EXERCISE AIM: Could you write out the records below exactly as they appear, leaving out any pictures?

— start of ROWS —

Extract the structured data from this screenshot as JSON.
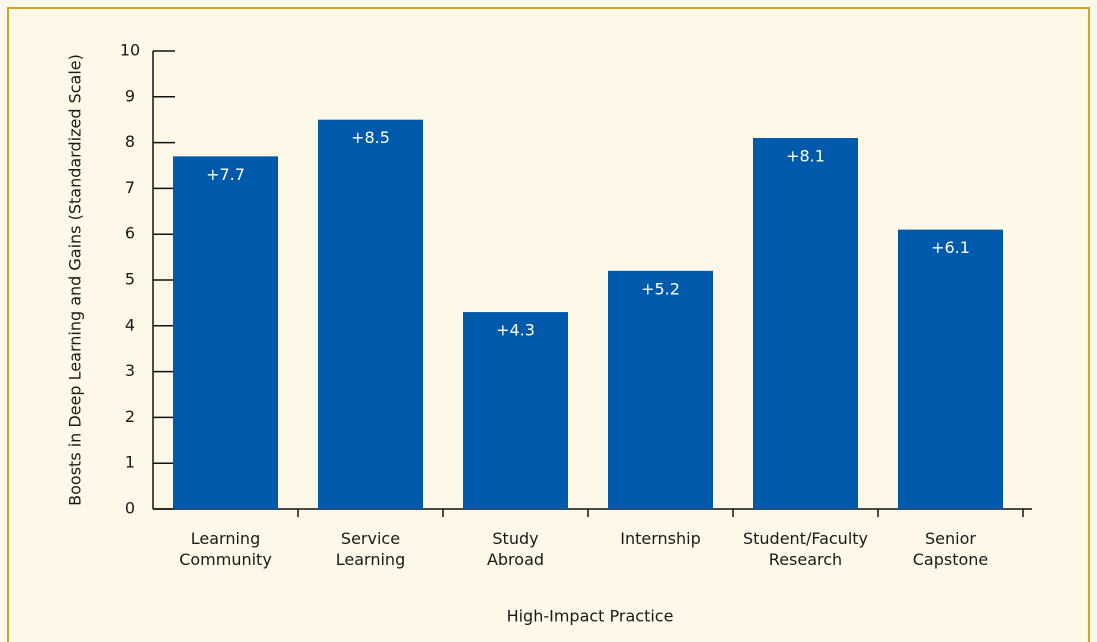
{
  "chart_data": {
    "type": "bar",
    "categories": [
      "Learning\nCommunity",
      "Service\nLearning",
      "Study\nAbroad",
      "Internship",
      "Student/Faculty\nResearch",
      "Senior\nCapstone"
    ],
    "values": [
      7.7,
      8.5,
      4.3,
      5.2,
      8.1,
      6.1
    ],
    "value_labels": [
      "+7.7",
      "+8.5",
      "+4.3",
      "+5.2",
      "+8.1",
      "+6.1"
    ],
    "color": "#005aab",
    "xlabel": "High-Impact Practice",
    "ylabel": "Boosts in Deep Learning and Gains (Standardized Scale)",
    "ylim": [
      0,
      10
    ],
    "yticks": [
      0,
      1,
      2,
      3,
      4,
      5,
      6,
      7,
      8,
      9,
      10
    ],
    "grid": false
  }
}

— end of ROWS —

ANSWER TO THE EXERCISE:
Extract the structured data from this screenshot as JSON.
{
  "chart_data": {
    "type": "bar",
    "categories": [
      "Learning\nCommunity",
      "Service\nLearning",
      "Study\nAbroad",
      "Internship",
      "Student/Faculty\nResearch",
      "Senior\nCapstone"
    ],
    "values": [
      7.7,
      8.5,
      4.3,
      5.2,
      8.1,
      6.1
    ],
    "value_labels": [
      "+7.7",
      "+8.5",
      "+4.3",
      "+5.2",
      "+8.1",
      "+6.1"
    ],
    "color": "#005aab",
    "xlabel": "High-Impact Practice",
    "ylabel": "Boosts in Deep Learning and Gains (Standardized Scale)",
    "ylim": [
      0,
      10
    ],
    "yticks": [
      0,
      1,
      2,
      3,
      4,
      5,
      6,
      7,
      8,
      9,
      10
    ],
    "grid": false
  }
}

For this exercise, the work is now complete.